RECORDS SHOWN »

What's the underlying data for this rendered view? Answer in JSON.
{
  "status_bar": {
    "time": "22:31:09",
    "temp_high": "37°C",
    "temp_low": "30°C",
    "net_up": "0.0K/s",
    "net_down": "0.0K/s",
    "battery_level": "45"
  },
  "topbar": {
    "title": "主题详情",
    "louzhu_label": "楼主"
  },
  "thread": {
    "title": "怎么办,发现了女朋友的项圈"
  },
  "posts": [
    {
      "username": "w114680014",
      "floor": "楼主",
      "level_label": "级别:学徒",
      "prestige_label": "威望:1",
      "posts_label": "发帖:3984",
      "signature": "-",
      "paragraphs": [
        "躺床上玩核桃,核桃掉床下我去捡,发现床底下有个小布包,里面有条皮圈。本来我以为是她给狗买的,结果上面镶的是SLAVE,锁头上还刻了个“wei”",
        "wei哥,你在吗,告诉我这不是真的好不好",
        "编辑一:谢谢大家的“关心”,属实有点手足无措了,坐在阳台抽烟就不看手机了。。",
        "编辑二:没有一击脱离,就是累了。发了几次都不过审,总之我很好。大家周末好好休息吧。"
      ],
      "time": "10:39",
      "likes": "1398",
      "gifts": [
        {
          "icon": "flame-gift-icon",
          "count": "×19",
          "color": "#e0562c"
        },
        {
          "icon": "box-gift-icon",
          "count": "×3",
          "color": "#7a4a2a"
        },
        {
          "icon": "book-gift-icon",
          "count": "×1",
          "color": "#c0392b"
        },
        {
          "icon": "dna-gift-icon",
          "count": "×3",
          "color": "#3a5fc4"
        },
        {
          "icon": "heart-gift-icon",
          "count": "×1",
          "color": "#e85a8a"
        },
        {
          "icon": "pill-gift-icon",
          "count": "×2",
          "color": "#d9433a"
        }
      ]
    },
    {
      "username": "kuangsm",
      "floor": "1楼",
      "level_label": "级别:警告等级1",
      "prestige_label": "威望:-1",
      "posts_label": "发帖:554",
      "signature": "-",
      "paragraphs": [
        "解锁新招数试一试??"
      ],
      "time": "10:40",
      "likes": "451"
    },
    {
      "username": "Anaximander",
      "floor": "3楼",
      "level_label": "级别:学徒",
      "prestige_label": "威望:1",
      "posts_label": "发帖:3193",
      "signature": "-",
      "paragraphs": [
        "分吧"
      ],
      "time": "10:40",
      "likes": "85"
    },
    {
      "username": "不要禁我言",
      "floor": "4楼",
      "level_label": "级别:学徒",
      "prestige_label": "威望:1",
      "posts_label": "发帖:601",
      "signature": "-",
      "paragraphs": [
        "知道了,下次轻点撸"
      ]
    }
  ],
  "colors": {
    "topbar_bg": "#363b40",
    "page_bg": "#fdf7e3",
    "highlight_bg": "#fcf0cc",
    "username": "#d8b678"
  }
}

SET PROBLEM » Go through the records above and retype each one exactly.

THE REPLY »
What's the underlying data for this rendered view? Answer in JSON.
{
  "status_bar": {
    "time": "22:31:09",
    "temp_high": "37°C",
    "temp_low": "30°C",
    "net_up": "0.0K/s",
    "net_down": "0.0K/s",
    "battery_level": "45"
  },
  "topbar": {
    "title": "主题详情",
    "louzhu_label": "楼主"
  },
  "thread": {
    "title": "怎么办,发现了女朋友的项圈"
  },
  "posts": [
    {
      "username": "w114680014",
      "floor": "楼主",
      "level_label": "级别:学徒",
      "prestige_label": "威望:1",
      "posts_label": "发帖:3984",
      "signature": "-",
      "paragraphs": [
        "躺床上玩核桃,核桃掉床下我去捡,发现床底下有个小布包,里面有条皮圈。本来我以为是她给狗买的,结果上面镶的是SLAVE,锁头上还刻了个“wei”",
        "wei哥,你在吗,告诉我这不是真的好不好",
        "编辑一:谢谢大家的“关心”,属实有点手足无措了,坐在阳台抽烟就不看手机了。。",
        "编辑二:没有一击脱离,就是累了。发了几次都不过审,总之我很好。大家周末好好休息吧。"
      ],
      "time": "10:39",
      "likes": "1398",
      "gifts": [
        {
          "icon": "flame-gift-icon",
          "count": "×19",
          "color": "#e0562c"
        },
        {
          "icon": "box-gift-icon",
          "count": "×3",
          "color": "#7a4a2a"
        },
        {
          "icon": "book-gift-icon",
          "count": "×1",
          "color": "#c0392b"
        },
        {
          "icon": "dna-gift-icon",
          "count": "×3",
          "color": "#3a5fc4"
        },
        {
          "icon": "heart-gift-icon",
          "count": "×1",
          "color": "#e85a8a"
        },
        {
          "icon": "pill-gift-icon",
          "count": "×2",
          "color": "#d9433a"
        }
      ]
    },
    {
      "username": "kuangsm",
      "floor": "1楼",
      "level_label": "级别:警告等级1",
      "prestige_label": "威望:-1",
      "posts_label": "发帖:554",
      "signature": "-",
      "paragraphs": [
        "解锁新招数试一试??"
      ],
      "time": "10:40",
      "likes": "451"
    },
    {
      "username": "Anaximander",
      "floor": "3楼",
      "level_label": "级别:学徒",
      "prestige_label": "威望:1",
      "posts_label": "发帖:3193",
      "signature": "-",
      "paragraphs": [
        "分吧"
      ],
      "time": "10:40",
      "likes": "85"
    },
    {
      "username": "不要禁我言",
      "floor": "4楼",
      "level_label": "级别:学徒",
      "prestige_label": "威望:1",
      "posts_label": "发帖:601",
      "signature": "-",
      "paragraphs": [
        "知道了,下次轻点撸"
      ]
    }
  ],
  "colors": {
    "topbar_bg": "#363b40",
    "page_bg": "#fdf7e3",
    "highlight_bg": "#fcf0cc",
    "username": "#d8b678"
  }
}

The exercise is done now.